▸ **Exercise directions**
In your copy of the data, include no pictures and alter nothing else.

▸ **Excerpted data**
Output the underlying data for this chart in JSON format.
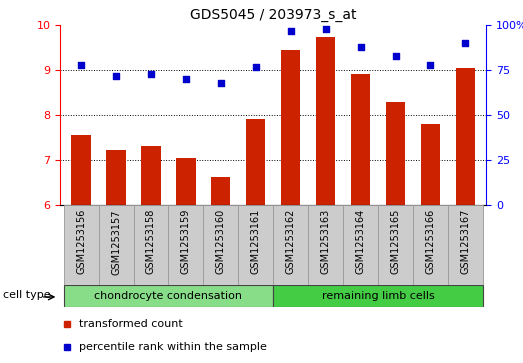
{
  "title": "GDS5045 / 203973_s_at",
  "samples": [
    "GSM1253156",
    "GSM1253157",
    "GSM1253158",
    "GSM1253159",
    "GSM1253160",
    "GSM1253161",
    "GSM1253162",
    "GSM1253163",
    "GSM1253164",
    "GSM1253165",
    "GSM1253166",
    "GSM1253167"
  ],
  "bar_values": [
    7.55,
    7.22,
    7.32,
    7.05,
    6.62,
    7.92,
    9.45,
    9.75,
    8.92,
    8.3,
    7.8,
    9.05
  ],
  "percentile_values": [
    78,
    72,
    73,
    70,
    68,
    77,
    97,
    98,
    88,
    83,
    78,
    90
  ],
  "bar_color": "#CC2200",
  "point_color": "#0000CC",
  "ylim_left": [
    6,
    10
  ],
  "ylim_right": [
    0,
    100
  ],
  "yticks_left": [
    6,
    7,
    8,
    9,
    10
  ],
  "yticks_right": [
    0,
    25,
    50,
    75,
    100
  ],
  "ytick_labels_right": [
    "0",
    "25",
    "50",
    "75",
    "100%"
  ],
  "groups": [
    {
      "label": "chondrocyte condensation",
      "indices": [
        0,
        1,
        2,
        3,
        4,
        5
      ],
      "color": "#88DD88"
    },
    {
      "label": "remaining limb cells",
      "indices": [
        6,
        7,
        8,
        9,
        10,
        11
      ],
      "color": "#44CC44"
    }
  ],
  "cell_type_label": "cell type",
  "legend_bar_label": "transformed count",
  "legend_point_label": "percentile rank within the sample",
  "bar_width": 0.55,
  "tick_label_bg": "#CCCCCC",
  "tick_label_border": "#999999"
}
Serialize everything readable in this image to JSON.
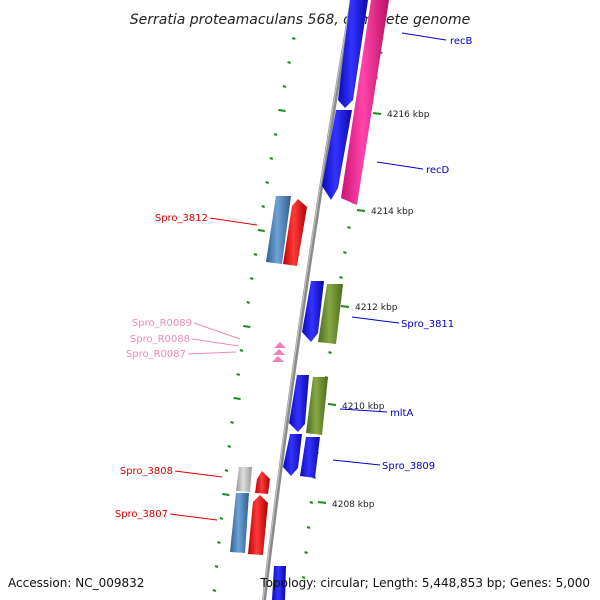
{
  "title": "Serratia proteamaculans 568, complete genome",
  "footer": {
    "accession": "Accession: NC_009832",
    "topology": "Topology: circular; Length: 5,448,853 bp; Genes: 5,000"
  },
  "ticks": [
    "4216 kbp",
    "4214 kbp",
    "4212 kbp",
    "4210 kbp",
    "4208 kbp"
  ],
  "genes_forward": [
    "recB",
    "recD",
    "Spro_3811",
    "mltA",
    "Spro_3809"
  ],
  "genes_reverse": [
    "Spro_3812",
    "Spro_3808",
    "Spro_3807"
  ],
  "rna_genes": [
    "Spro_R0089",
    "Spro_R0088",
    "Spro_R0087"
  ],
  "colors": {
    "forward_label": "#0000cc",
    "reverse_label": "#dd0000",
    "rna_label": "#ee88bb",
    "cds_blue": "#1a1aee",
    "cds_magenta": "#ee2288",
    "cds_olive": "#6b8a2e",
    "cds_steel": "#4a82b8",
    "cds_red": "#ee1111",
    "cds_grey": "#bbbbbb",
    "backbone": "#888888",
    "tick_green": "#1a8a1a"
  }
}
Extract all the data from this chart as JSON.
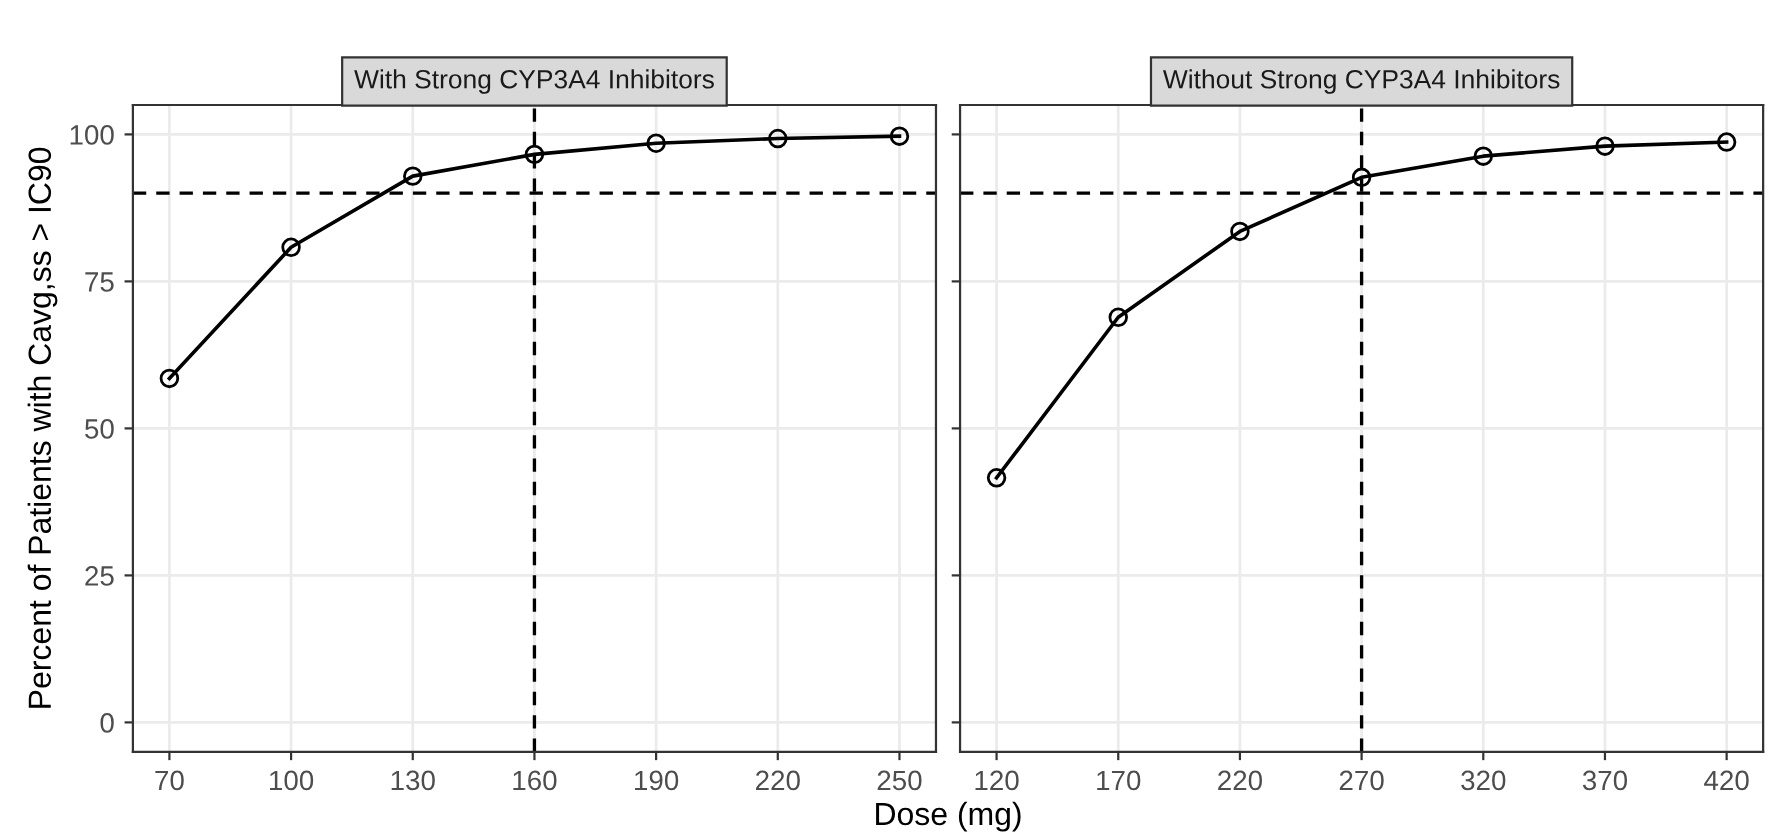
{
  "chart_data": [
    {
      "type": "line",
      "title": "With Strong CYP3A4 Inhibitors",
      "xlabel": "Dose (mg)",
      "ylabel": "Percent of Patients with Cavg,ss > IC90",
      "x": [
        70,
        100,
        130,
        160,
        190,
        220,
        250
      ],
      "series": [
        {
          "color": "#000000",
          "values": [
            58.5,
            80.8,
            92.9,
            96.6,
            98.5,
            99.3,
            99.7
          ]
        }
      ],
      "xlim": [
        61,
        259
      ],
      "xticks": [
        70,
        100,
        130,
        160,
        190,
        220,
        250
      ],
      "ylim": [
        -5,
        105
      ],
      "yticks": [
        0,
        25,
        50,
        75,
        100
      ],
      "ref_lines": [
        {
          "axis": "y",
          "value": 90,
          "color": "#000000",
          "line_style": "dashed"
        },
        {
          "axis": "x",
          "value": 160,
          "color": "#000000",
          "line_style": "dashed"
        }
      ],
      "grid": true,
      "legend": false,
      "marker": "circle",
      "line_style": "solid"
    },
    {
      "type": "line",
      "title": "Without Strong CYP3A4 Inhibitors",
      "x": [
        120,
        170,
        220,
        270,
        320,
        370,
        420
      ],
      "series": [
        {
          "color": "#000000",
          "values": [
            41.6,
            68.9,
            83.5,
            92.7,
            96.3,
            98.0,
            98.7
          ]
        }
      ],
      "xlim": [
        105,
        435
      ],
      "xticks": [
        120,
        170,
        220,
        270,
        320,
        370,
        420
      ],
      "ylim": [
        -5,
        105
      ],
      "yticks": [
        0,
        25,
        50,
        75,
        100
      ],
      "ref_lines": [
        {
          "axis": "y",
          "value": 90,
          "color": "#000000",
          "line_style": "dashed"
        },
        {
          "axis": "x",
          "value": 270,
          "color": "#000000",
          "line_style": "dashed"
        }
      ],
      "grid": true,
      "legend": false,
      "marker": "circle",
      "line_style": "solid",
      "tick_labels": "x"
    }
  ]
}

▸ **Output**
Output the underlying data for this chart in JSON format.
{
  "title": "GDS5045 / 203973_s_at",
  "samples": [
    "GSM1253156",
    "GSM1253157",
    "GSM1253158",
    "GSM1253159",
    "GSM1253160",
    "GSM1253161",
    "GSM1253162",
    "GSM1253163",
    "GSM1253164",
    "GSM1253165",
    "GSM1253166",
    "GSM1253167"
  ],
  "bar_values": [
    7.55,
    7.22,
    7.32,
    7.05,
    6.62,
    7.92,
    9.45,
    9.75,
    8.92,
    8.3,
    7.8,
    9.05
  ],
  "percentile_values": [
    78,
    72,
    73,
    70,
    68,
    77,
    97,
    98,
    88,
    83,
    78,
    90
  ],
  "bar_color": "#CC2200",
  "point_color": "#0000CC",
  "ylim_left": [
    6,
    10
  ],
  "ylim_right": [
    0,
    100
  ],
  "yticks_left": [
    6,
    7,
    8,
    9,
    10
  ],
  "yticks_right": [
    0,
    25,
    50,
    75,
    100
  ],
  "ytick_labels_right": [
    "0",
    "25",
    "50",
    "75",
    "100%"
  ],
  "groups": [
    {
      "label": "chondrocyte condensation",
      "indices": [
        0,
        1,
        2,
        3,
        4,
        5
      ],
      "color": "#88DD88"
    },
    {
      "label": "remaining limb cells",
      "indices": [
        6,
        7,
        8,
        9,
        10,
        11
      ],
      "color": "#44CC44"
    }
  ],
  "cell_type_label": "cell type",
  "legend_bar_label": "transformed count",
  "legend_point_label": "percentile rank within the sample",
  "bar_width": 0.55,
  "tick_label_bg": "#CCCCCC",
  "tick_label_border": "#999999"
}
Serialize everything readable in this image to JSON.
{
  "title": "Serratia proteamaculans 568, complete genome",
  "footer": {
    "accession": "Accession: NC_009832",
    "topology": "Topology: circular; Length: 5,448,853 bp; Genes: 5,000"
  },
  "ticks": [
    "4216 kbp",
    "4214 kbp",
    "4212 kbp",
    "4210 kbp",
    "4208 kbp"
  ],
  "genes_forward": [
    "recB",
    "recD",
    "Spro_3811",
    "mltA",
    "Spro_3809"
  ],
  "genes_reverse": [
    "Spro_3812",
    "Spro_3808",
    "Spro_3807"
  ],
  "rna_genes": [
    "Spro_R0089",
    "Spro_R0088",
    "Spro_R0087"
  ],
  "colors": {
    "forward_label": "#0000cc",
    "reverse_label": "#dd0000",
    "rna_label": "#ee88bb",
    "cds_blue": "#1a1aee",
    "cds_magenta": "#ee2288",
    "cds_olive": "#6b8a2e",
    "cds_steel": "#4a82b8",
    "cds_red": "#ee1111",
    "cds_grey": "#bbbbbb",
    "backbone": "#888888",
    "tick_green": "#1a8a1a"
  }
}
Extract all the data from this chart as JSON.
{
  "chart_data": [
    {
      "type": "line",
      "title": "With Strong CYP3A4 Inhibitors",
      "xlabel": "Dose (mg)",
      "ylabel": "Percent of Patients with Cavg,ss > IC90",
      "x": [
        70,
        100,
        130,
        160,
        190,
        220,
        250
      ],
      "series": [
        {
          "color": "#000000",
          "values": [
            58.5,
            80.8,
            92.9,
            96.6,
            98.5,
            99.3,
            99.7
          ]
        }
      ],
      "xlim": [
        61,
        259
      ],
      "xticks": [
        70,
        100,
        130,
        160,
        190,
        220,
        250
      ],
      "ylim": [
        -5,
        105
      ],
      "yticks": [
        0,
        25,
        50,
        75,
        100
      ],
      "ref_lines": [
        {
          "axis": "y",
          "value": 90,
          "color": "#000000",
          "line_style": "dashed"
        },
        {
          "axis": "x",
          "value": 160,
          "color": "#000000",
          "line_style": "dashed"
        }
      ],
      "grid": true,
      "legend": false,
      "marker": "circle",
      "line_style": "solid"
    },
    {
      "type": "line",
      "title": "Without Strong CYP3A4 Inhibitors",
      "x": [
        120,
        170,
        220,
        270,
        320,
        370,
        420
      ],
      "series": [
        {
          "color": "#000000",
          "values": [
            41.6,
            68.9,
            83.5,
            92.7,
            96.3,
            98.0,
            98.7
          ]
        }
      ],
      "xlim": [
        105,
        435
      ],
      "xticks": [
        120,
        170,
        220,
        270,
        320,
        370,
        420
      ],
      "ylim": [
        -5,
        105
      ],
      "yticks": [
        0,
        25,
        50,
        75,
        100
      ],
      "ref_lines": [
        {
          "axis": "y",
          "value": 90,
          "color": "#000000",
          "line_style": "dashed"
        },
        {
          "axis": "x",
          "value": 270,
          "color": "#000000",
          "line_style": "dashed"
        }
      ],
      "grid": true,
      "legend": false,
      "marker": "circle",
      "line_style": "solid",
      "tick_labels": "x"
    }
  ]
}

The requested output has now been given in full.